Written exercise: State how many lines in the listing below include the word "examples", and add nothing besides the number.

*** Materials provided

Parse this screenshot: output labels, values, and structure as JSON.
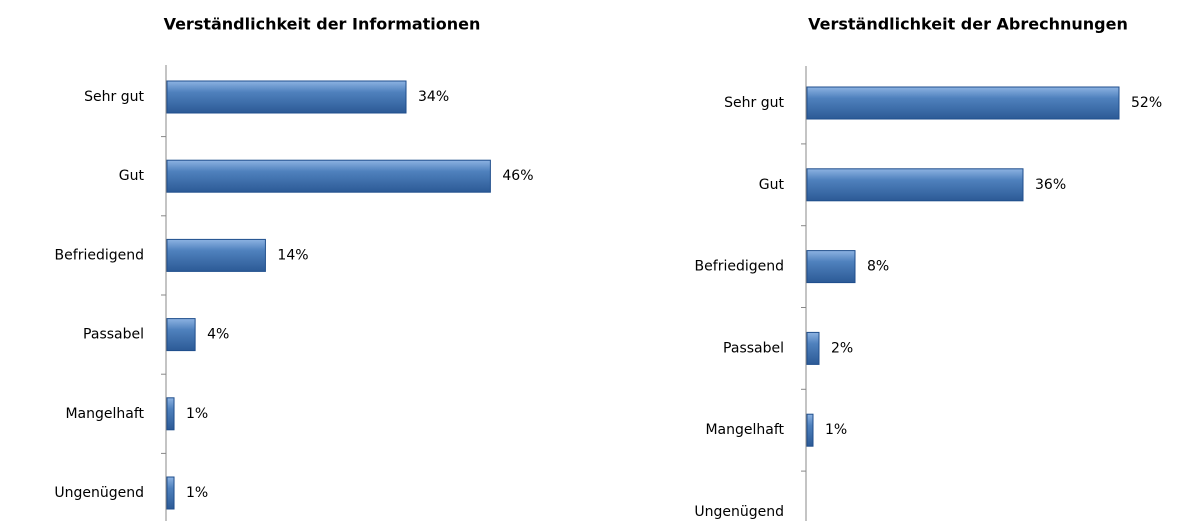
{
  "chart_data": [
    {
      "type": "bar",
      "orientation": "horizontal",
      "title": "Verständlichkeit der Informationen",
      "categories": [
        "Sehr gut",
        "Gut",
        "Befriedigend",
        "Passabel",
        "Mangelhaft",
        "Ungenügend"
      ],
      "values": [
        34,
        46,
        14,
        4,
        1,
        1
      ],
      "value_labels": [
        "34%",
        "46%",
        "14%",
        "4%",
        "1%",
        "1%"
      ],
      "color": "#4f81bd"
    },
    {
      "type": "bar",
      "orientation": "horizontal",
      "title": "Verständlichkeit der Abrechnungen",
      "categories": [
        "Sehr gut",
        "Gut",
        "Befriedigend",
        "Passabel",
        "Mangelhaft",
        "Ungenügend"
      ],
      "values": [
        52,
        36,
        8,
        2,
        1,
        0
      ],
      "value_labels": [
        "52%",
        "36%",
        "8%",
        "2%",
        "1%",
        null
      ],
      "color": "#4f81bd"
    }
  ]
}
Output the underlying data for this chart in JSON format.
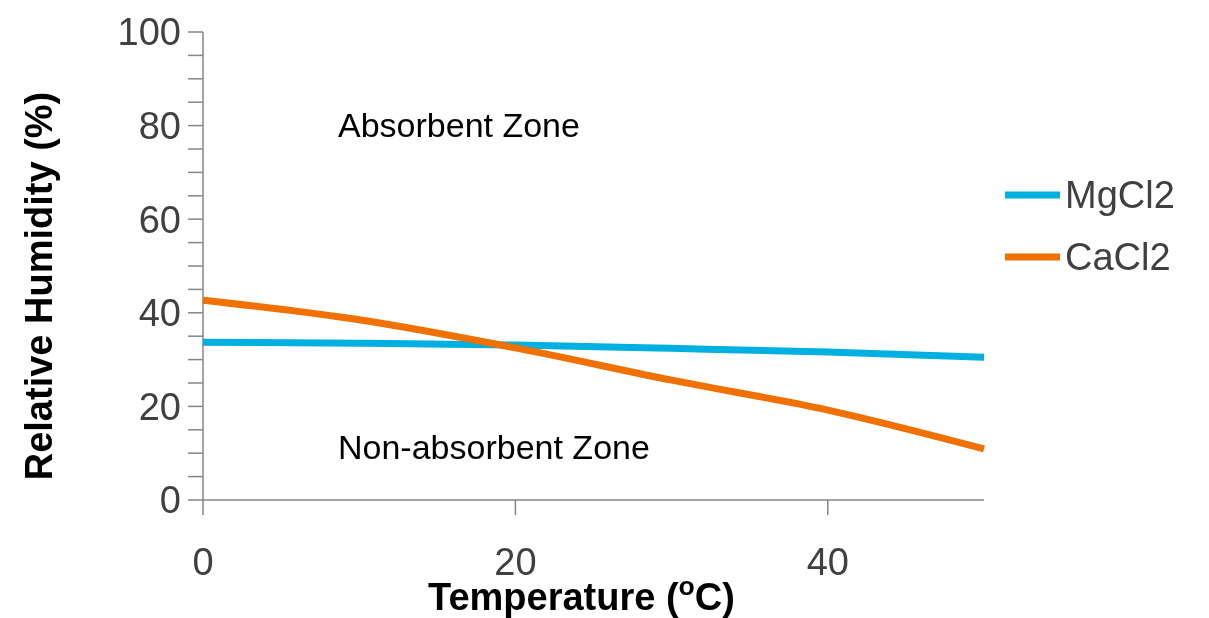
{
  "chart_data": {
    "type": "line",
    "xlabel": "Temperature ($^{o}$C)",
    "ylabel": "Relative Humidity (%)",
    "x": [
      0,
      10,
      20,
      30,
      40,
      50
    ],
    "series": [
      {
        "name": "MgCl2",
        "color": "#00b0e0",
        "values": [
          33.7,
          33.5,
          33.1,
          32.4,
          31.6,
          30.5
        ]
      },
      {
        "name": "CaCl2",
        "color": "#f07000",
        "values": [
          42.7,
          38.5,
          32.5,
          25.6,
          19.2,
          10.9
        ]
      }
    ],
    "xlim": [
      0,
      50
    ],
    "xticks": [
      0,
      20,
      40
    ],
    "ylim": [
      0,
      100
    ],
    "yticks": [
      0,
      {
        "value": 5,
        "label": null
      },
      {
        "value": 10,
        "label": null
      },
      {
        "value": 15,
        "label": null
      },
      20,
      {
        "value": 25,
        "label": null
      },
      {
        "value": 30,
        "label": null
      },
      {
        "value": 35,
        "label": null
      },
      40,
      {
        "value": 45,
        "label": null
      },
      {
        "value": 50,
        "label": null
      },
      {
        "value": 55,
        "label": null
      },
      60,
      {
        "value": 65,
        "label": null
      },
      {
        "value": 70,
        "label": null
      },
      {
        "value": 75,
        "label": null
      },
      80,
      {
        "value": 85,
        "label": null
      },
      {
        "value": 90,
        "label": null
      },
      {
        "value": 95,
        "label": null
      },
      100
    ],
    "annotations": [
      "Absorbent Zone",
      "Non-absorbent Zone"
    ],
    "legend": "right",
    "grid": false,
    "marker": "none",
    "line_style": "solid"
  }
}
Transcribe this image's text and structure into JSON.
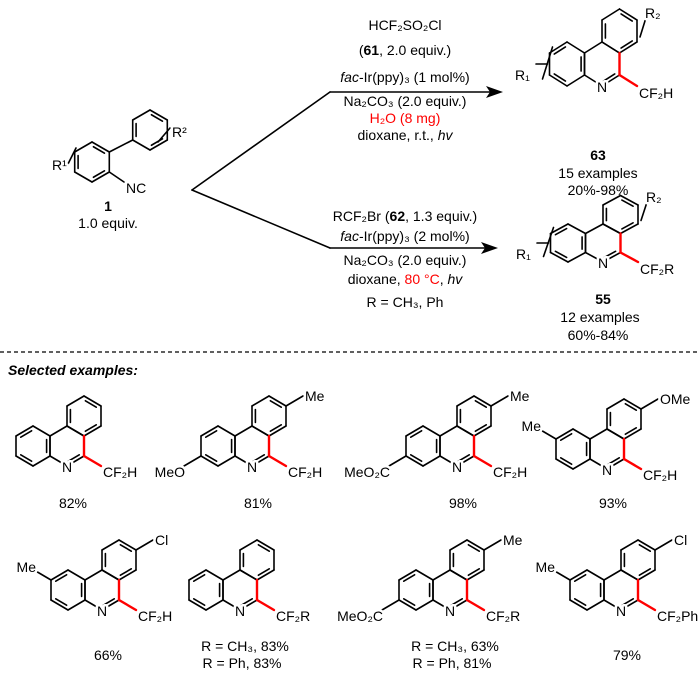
{
  "colors": {
    "highlight": "#ff0000",
    "ink": "#000000"
  },
  "start": {
    "r1": "R¹",
    "r2": "R²",
    "nc": "NC",
    "id": "1",
    "equiv": "1.0 equiv."
  },
  "upper": {
    "reagent1": "HCF₂SO₂Cl",
    "reagent2_open": "(",
    "reagent2_id": "61",
    "reagent2_rest": ", 2.0 equiv.)",
    "cat_prefix": "fac",
    "cat_rest": "-Ir(ppy)₃ (1 mol%)",
    "base": "Na₂CO₃ (2.0 equiv.)",
    "additive": "H₂O (8 mg)",
    "cond_a": "dioxane, r.t., ",
    "cond_b": "hv",
    "product": {
      "r1": "R₁",
      "r2": "R₂",
      "n": "N",
      "sub": "CF₂H",
      "id": "63",
      "examples": "15 examples",
      "yield": "20%-98%"
    }
  },
  "lower": {
    "reagent1_a": "RCF₂Br (",
    "reagent1_id": "62",
    "reagent1_b": ", 1.3 equiv.)",
    "cat_prefix": "fac",
    "cat_rest": "-Ir(ppy)₃ (2 mol%)",
    "base": "Na₂CO₃ (2.0 equiv.)",
    "cond_a": "dioxane, ",
    "cond_temp": "80 °C",
    "cond_c": ", ",
    "cond_d": "hv",
    "r_def": "R = CH₃, Ph",
    "product": {
      "r1": "R₁",
      "r2": "R₂",
      "n": "N",
      "sub": "CF₂R",
      "id": "55",
      "examples": "12 examples",
      "yield": "60%-84%"
    }
  },
  "selected_header": "Selected examples:",
  "examples": [
    {
      "n": "N",
      "sub": "CF₂H",
      "yield": "82%"
    },
    {
      "n": "N",
      "sub": "CF₂H",
      "left": "MeO",
      "top": "Me",
      "yield": "81%"
    },
    {
      "n": "N",
      "sub": "CF₂H",
      "left": "MeO₂C",
      "top": "Me",
      "yield": "98%"
    },
    {
      "n": "N",
      "sub": "CF₂H",
      "upperleft": "Me",
      "top": "OMe",
      "yield": "93%"
    },
    {
      "n": "N",
      "sub": "CF₂H",
      "upperleft": "Me",
      "top": "Cl",
      "yield": "66%"
    },
    {
      "n": "N",
      "sub": "CF₂R",
      "yield1": "R = CH₃, 83%",
      "yield2": "R = Ph, 83%"
    },
    {
      "n": "N",
      "sub": "CF₂R",
      "left": "MeO₂C",
      "top": "Me",
      "yield1": "R = CH₃, 63%",
      "yield2": "R = Ph, 81%"
    },
    {
      "n": "N",
      "sub": "CF₂Ph",
      "upperleft": "Me",
      "top": "Cl",
      "yield": "79%"
    }
  ]
}
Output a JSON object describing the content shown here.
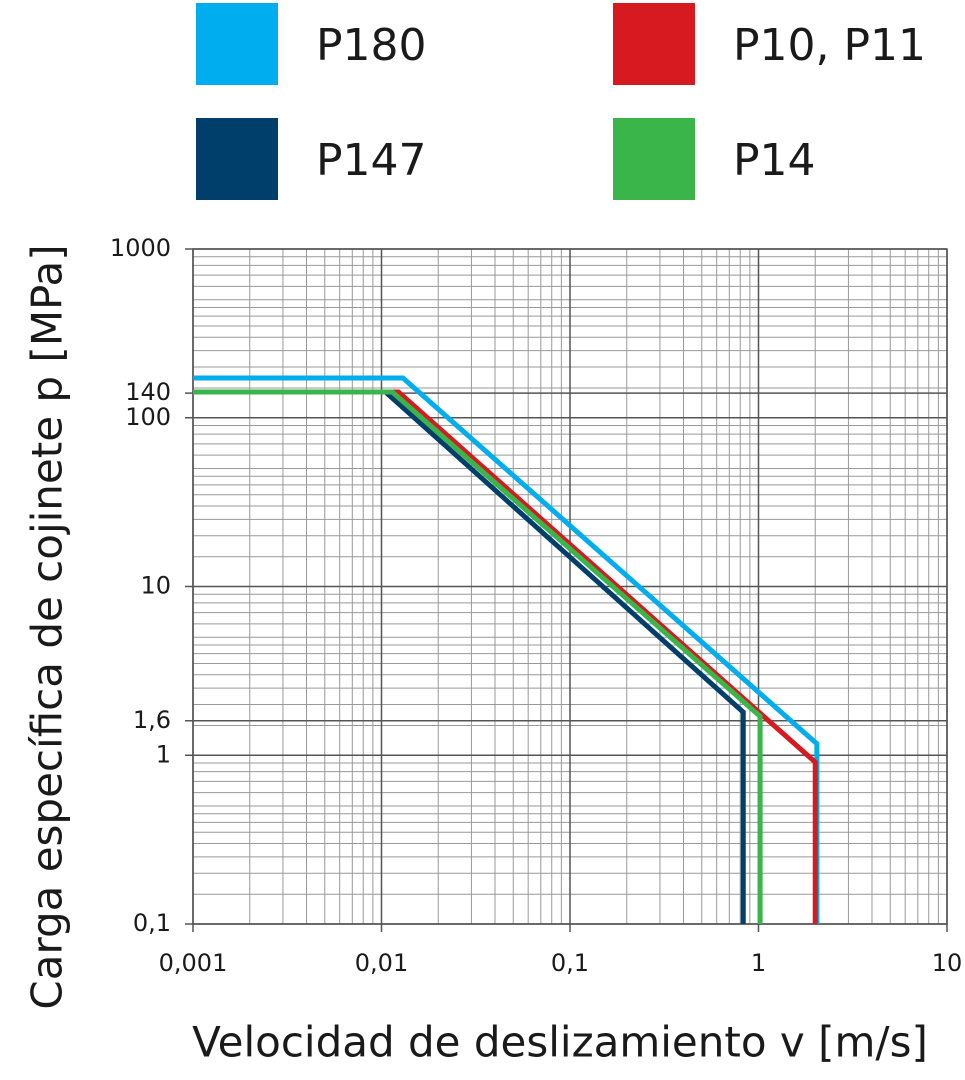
{
  "chart_data": {
    "type": "line",
    "x_label": "Velocidad de deslizamiento v [m/s]",
    "y_label": "Carga específica de cojinete p [MPa]",
    "xscale": "log",
    "yscale": "log",
    "grid": true,
    "legend": "top",
    "xlim": [
      0.001,
      10
    ],
    "ylim": [
      0.1,
      1000
    ],
    "xticks": [
      {
        "value": 0.001,
        "label": "0,001"
      },
      {
        "value": 0.01,
        "label": "0,01"
      },
      {
        "value": 0.1,
        "label": "0,1"
      },
      1,
      10
    ],
    "yticks": [
      {
        "value": 0.1,
        "label": "0,1"
      },
      1,
      {
        "value": 1.6,
        "label": "1,6"
      },
      10,
      100,
      140,
      1000
    ],
    "series": [
      {
        "name": "P180",
        "color": "#00aeef",
        "x": [
          0.001,
          0.013,
          2.04,
          2.04
        ],
        "values": [
          172,
          172,
          1.17,
          0.1
        ]
      },
      {
        "name": "P10, P11",
        "color": "#d71920",
        "x": [
          0.001,
          0.0123,
          2.0,
          2.0
        ],
        "values": [
          142,
          142,
          0.91,
          0.1
        ]
      },
      {
        "name": "P147",
        "color": "#003f6b",
        "x": [
          0.001,
          0.0105,
          0.83,
          0.83
        ],
        "values": [
          142,
          142,
          1.8,
          0.1
        ]
      },
      {
        "name": "P14",
        "color": "#39b54a",
        "x": [
          0.001,
          0.0114,
          1.02,
          1.02
        ],
        "values": [
          142,
          142,
          1.7,
          0.1
        ]
      }
    ]
  }
}
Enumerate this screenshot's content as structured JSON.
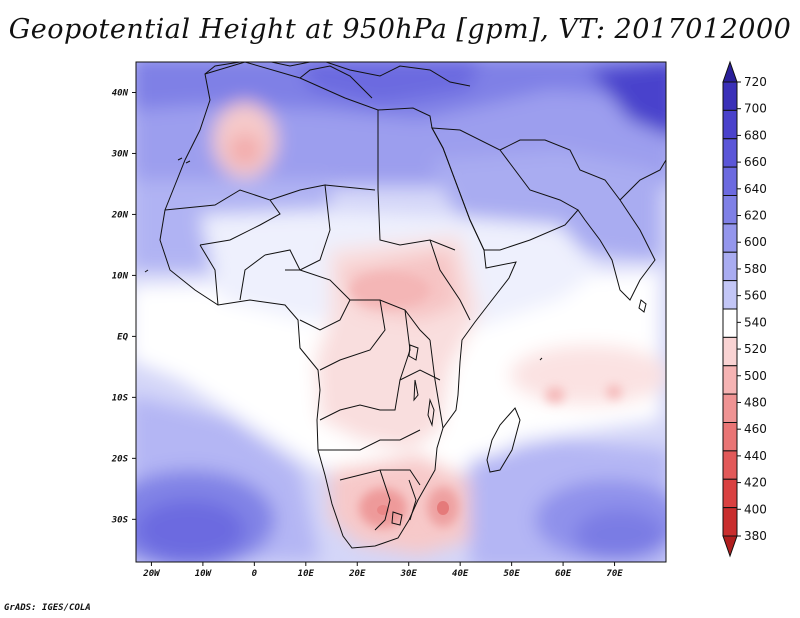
{
  "title": "Geopotential Height at 950hPa [gpm], VT: 2017012000",
  "credit": "GrADS: IGES/COLA",
  "map": {
    "variable": "Geopotential Height",
    "level": "950hPa",
    "units": "gpm",
    "valid_time": "2017012000",
    "lon_range": [
      -23,
      80
    ],
    "lat_range": [
      -37,
      45
    ],
    "lon_ticks": [
      {
        "value": -20,
        "label": "20W"
      },
      {
        "value": -10,
        "label": "10W"
      },
      {
        "value": 0,
        "label": "0"
      },
      {
        "value": 10,
        "label": "10E"
      },
      {
        "value": 20,
        "label": "20E"
      },
      {
        "value": 30,
        "label": "30E"
      },
      {
        "value": 40,
        "label": "40E"
      },
      {
        "value": 50,
        "label": "50E"
      },
      {
        "value": 60,
        "label": "60E"
      },
      {
        "value": 70,
        "label": "70E"
      }
    ],
    "lat_ticks": [
      {
        "value": 40,
        "label": "40N"
      },
      {
        "value": 30,
        "label": "30N"
      },
      {
        "value": 20,
        "label": "20N"
      },
      {
        "value": 10,
        "label": "10N"
      },
      {
        "value": 0,
        "label": "EQ"
      },
      {
        "value": -10,
        "label": "10S"
      },
      {
        "value": -20,
        "label": "20S"
      },
      {
        "value": -30,
        "label": "30S"
      }
    ]
  },
  "colorbar": {
    "levels": [
      720,
      700,
      680,
      660,
      640,
      620,
      600,
      580,
      560,
      540,
      520,
      500,
      480,
      460,
      440,
      420,
      400,
      380
    ],
    "colors": [
      "#2a1f9a",
      "#3a30b8",
      "#4a42cc",
      "#5b56d8",
      "#6c6ae0",
      "#7f80e6",
      "#9496ec",
      "#a9acf1",
      "#c3c6f6",
      "#ffffff",
      "#f9d3d3",
      "#f5b3b3",
      "#ef9393",
      "#e97575",
      "#e25959",
      "#d94141",
      "#c92e2e",
      "#b01e1e"
    ]
  }
}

******

The solution: 4